#### [RECORD SET]
__________

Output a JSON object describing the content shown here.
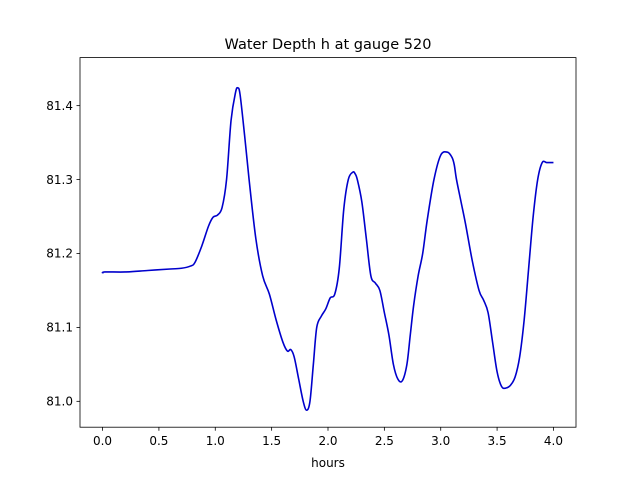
{
  "chart_data": {
    "type": "line",
    "title": "Water Depth h at gauge 520",
    "xlabel": "hours",
    "ylabel": "",
    "xlim": [
      -0.2,
      4.2
    ],
    "ylim": [
      80.965,
      81.465
    ],
    "xticks": [
      0.0,
      0.5,
      1.0,
      1.5,
      2.0,
      2.5,
      3.0,
      3.5,
      4.0
    ],
    "xtick_labels": [
      "0.0",
      "0.5",
      "1.0",
      "1.5",
      "2.0",
      "2.5",
      "3.0",
      "3.5",
      "4.0"
    ],
    "yticks": [
      81.0,
      81.1,
      81.2,
      81.3,
      81.4
    ],
    "ytick_labels": [
      "81.0",
      "81.1",
      "81.2",
      "81.3",
      "81.4"
    ],
    "grid": false,
    "legend": "none",
    "line_color": "#0000cc",
    "series": [
      {
        "x": [
          0.0,
          0.02,
          0.2,
          0.4,
          0.6,
          0.7,
          0.78,
          0.82,
          0.88,
          0.94,
          0.98,
          1.02,
          1.06,
          1.1,
          1.14,
          1.18,
          1.2,
          1.22,
          1.26,
          1.3,
          1.36,
          1.42,
          1.48,
          1.54,
          1.6,
          1.64,
          1.67,
          1.7,
          1.74,
          1.78,
          1.81,
          1.84,
          1.87,
          1.9,
          1.94,
          1.98,
          2.02,
          2.06,
          2.1,
          2.14,
          2.18,
          2.22,
          2.24,
          2.26,
          2.3,
          2.34,
          2.38,
          2.42,
          2.46,
          2.5,
          2.54,
          2.58,
          2.62,
          2.66,
          2.7,
          2.73,
          2.76,
          2.8,
          2.84,
          2.88,
          2.94,
          3.0,
          3.06,
          3.1,
          3.12,
          3.14,
          3.18,
          3.22,
          3.28,
          3.34,
          3.38,
          3.42,
          3.46,
          3.5,
          3.54,
          3.58,
          3.62,
          3.66,
          3.7,
          3.74,
          3.78,
          3.82,
          3.86,
          3.9,
          3.94,
          3.98,
          4.0
        ],
        "y": [
          81.173,
          81.175,
          81.175,
          81.177,
          81.179,
          81.18,
          81.183,
          81.188,
          81.21,
          81.237,
          81.249,
          81.252,
          81.262,
          81.3,
          81.38,
          81.418,
          81.424,
          81.415,
          81.36,
          81.3,
          81.22,
          81.17,
          81.145,
          81.11,
          81.08,
          81.068,
          81.07,
          81.06,
          81.03,
          81.0,
          80.988,
          81.0,
          81.05,
          81.1,
          81.115,
          81.125,
          81.14,
          81.145,
          81.18,
          81.26,
          81.3,
          81.31,
          81.308,
          81.3,
          81.27,
          81.22,
          81.17,
          81.16,
          81.15,
          81.12,
          81.09,
          81.05,
          81.03,
          81.028,
          81.05,
          81.09,
          81.13,
          81.17,
          81.2,
          81.245,
          81.3,
          81.333,
          81.337,
          81.33,
          81.32,
          81.3,
          81.27,
          81.24,
          81.19,
          81.15,
          81.137,
          81.12,
          81.08,
          81.04,
          81.02,
          81.018,
          81.022,
          81.033,
          81.06,
          81.11,
          81.18,
          81.25,
          81.3,
          81.323,
          81.323,
          81.323,
          81.323
        ]
      }
    ]
  }
}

__________

#### [WRITTEN PROBLEM]
Print every entry above again without changing a word, and omit the pictures.

#### [ANSWER IN FULL]
Output a JSON object describing the content shown here.
{
  "chart_data": {
    "type": "line",
    "title": "Water Depth h at gauge 520",
    "xlabel": "hours",
    "ylabel": "",
    "xlim": [
      -0.2,
      4.2
    ],
    "ylim": [
      80.965,
      81.465
    ],
    "xticks": [
      0.0,
      0.5,
      1.0,
      1.5,
      2.0,
      2.5,
      3.0,
      3.5,
      4.0
    ],
    "xtick_labels": [
      "0.0",
      "0.5",
      "1.0",
      "1.5",
      "2.0",
      "2.5",
      "3.0",
      "3.5",
      "4.0"
    ],
    "yticks": [
      81.0,
      81.1,
      81.2,
      81.3,
      81.4
    ],
    "ytick_labels": [
      "81.0",
      "81.1",
      "81.2",
      "81.3",
      "81.4"
    ],
    "grid": false,
    "legend": "none",
    "line_color": "#0000cc",
    "series": [
      {
        "x": [
          0.0,
          0.02,
          0.2,
          0.4,
          0.6,
          0.7,
          0.78,
          0.82,
          0.88,
          0.94,
          0.98,
          1.02,
          1.06,
          1.1,
          1.14,
          1.18,
          1.2,
          1.22,
          1.26,
          1.3,
          1.36,
          1.42,
          1.48,
          1.54,
          1.6,
          1.64,
          1.67,
          1.7,
          1.74,
          1.78,
          1.81,
          1.84,
          1.87,
          1.9,
          1.94,
          1.98,
          2.02,
          2.06,
          2.1,
          2.14,
          2.18,
          2.22,
          2.24,
          2.26,
          2.3,
          2.34,
          2.38,
          2.42,
          2.46,
          2.5,
          2.54,
          2.58,
          2.62,
          2.66,
          2.7,
          2.73,
          2.76,
          2.8,
          2.84,
          2.88,
          2.94,
          3.0,
          3.06,
          3.1,
          3.12,
          3.14,
          3.18,
          3.22,
          3.28,
          3.34,
          3.38,
          3.42,
          3.46,
          3.5,
          3.54,
          3.58,
          3.62,
          3.66,
          3.7,
          3.74,
          3.78,
          3.82,
          3.86,
          3.9,
          3.94,
          3.98,
          4.0
        ],
        "y": [
          81.173,
          81.175,
          81.175,
          81.177,
          81.179,
          81.18,
          81.183,
          81.188,
          81.21,
          81.237,
          81.249,
          81.252,
          81.262,
          81.3,
          81.38,
          81.418,
          81.424,
          81.415,
          81.36,
          81.3,
          81.22,
          81.17,
          81.145,
          81.11,
          81.08,
          81.068,
          81.07,
          81.06,
          81.03,
          81.0,
          80.988,
          81.0,
          81.05,
          81.1,
          81.115,
          81.125,
          81.14,
          81.145,
          81.18,
          81.26,
          81.3,
          81.31,
          81.308,
          81.3,
          81.27,
          81.22,
          81.17,
          81.16,
          81.15,
          81.12,
          81.09,
          81.05,
          81.03,
          81.028,
          81.05,
          81.09,
          81.13,
          81.17,
          81.2,
          81.245,
          81.3,
          81.333,
          81.337,
          81.33,
          81.32,
          81.3,
          81.27,
          81.24,
          81.19,
          81.15,
          81.137,
          81.12,
          81.08,
          81.04,
          81.02,
          81.018,
          81.022,
          81.033,
          81.06,
          81.11,
          81.18,
          81.25,
          81.3,
          81.323,
          81.323,
          81.323,
          81.323
        ]
      }
    ]
  }
}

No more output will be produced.